━━━━━ Provided material ━━━━━

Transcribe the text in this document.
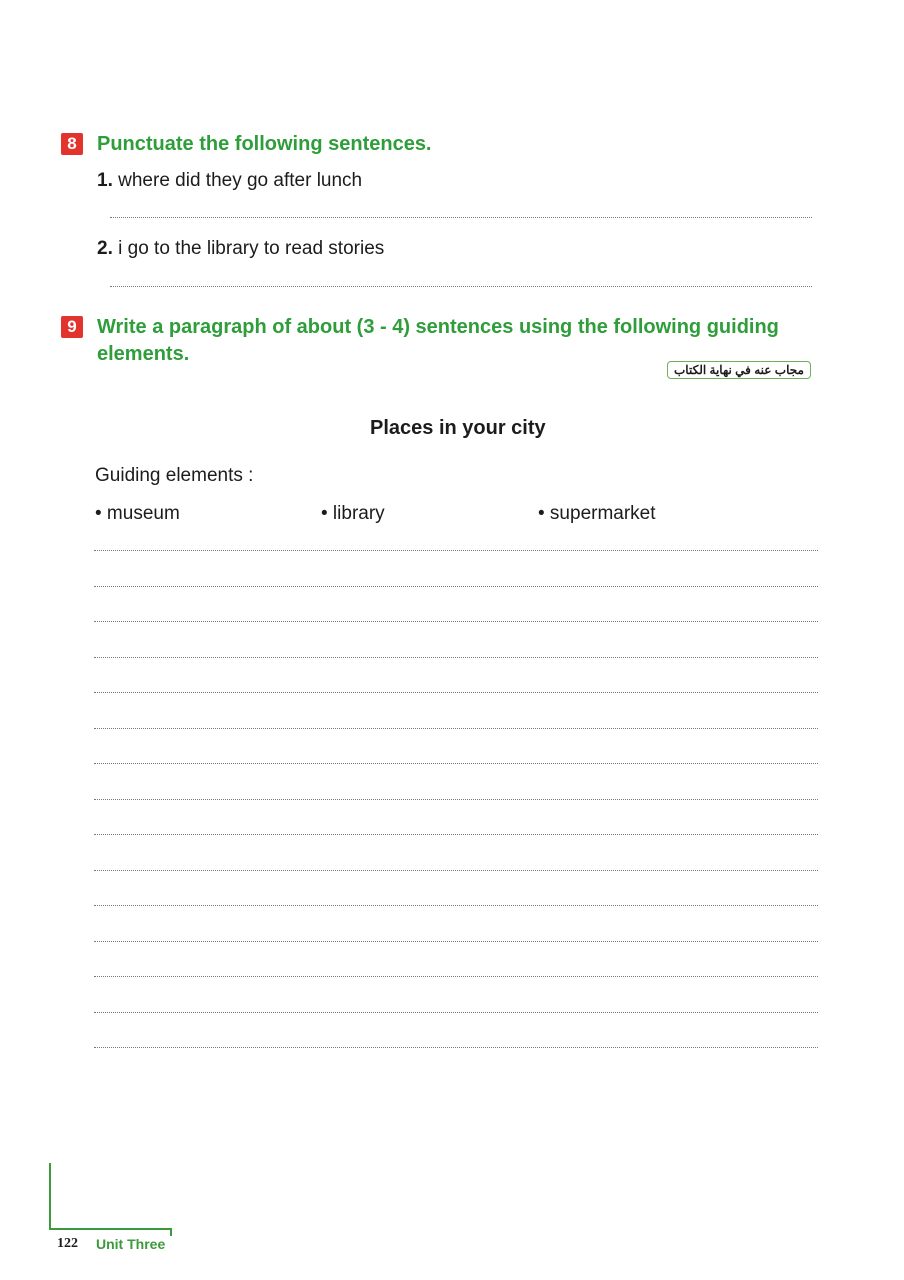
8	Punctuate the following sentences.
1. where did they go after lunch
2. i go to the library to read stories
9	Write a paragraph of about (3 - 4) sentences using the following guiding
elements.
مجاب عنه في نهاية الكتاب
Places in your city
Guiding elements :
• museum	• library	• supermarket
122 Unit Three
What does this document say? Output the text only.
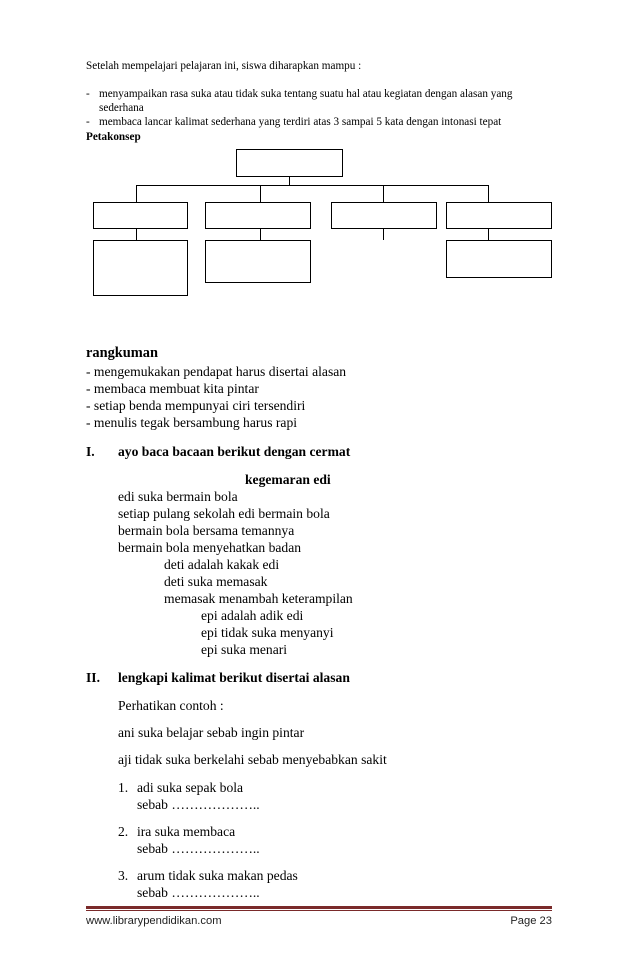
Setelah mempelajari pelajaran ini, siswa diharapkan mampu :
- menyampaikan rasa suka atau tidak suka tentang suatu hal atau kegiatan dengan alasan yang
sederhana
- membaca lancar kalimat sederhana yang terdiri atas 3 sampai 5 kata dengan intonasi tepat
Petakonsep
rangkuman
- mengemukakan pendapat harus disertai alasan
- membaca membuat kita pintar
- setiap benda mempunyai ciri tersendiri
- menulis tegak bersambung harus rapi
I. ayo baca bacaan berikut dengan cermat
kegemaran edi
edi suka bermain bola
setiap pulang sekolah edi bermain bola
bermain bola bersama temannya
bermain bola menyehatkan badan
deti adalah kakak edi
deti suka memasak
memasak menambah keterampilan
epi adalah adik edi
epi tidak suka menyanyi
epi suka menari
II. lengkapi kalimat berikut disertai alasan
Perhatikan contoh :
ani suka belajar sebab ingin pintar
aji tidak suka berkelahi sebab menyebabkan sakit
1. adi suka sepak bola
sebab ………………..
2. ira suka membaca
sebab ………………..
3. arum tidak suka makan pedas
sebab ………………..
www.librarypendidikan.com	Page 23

━━━━━

Set task:
For each line of the entries that includes "pintar", show that line.

Expected output:
- membaca membuat kita pintar
ani suka belajar sebab ingin pintar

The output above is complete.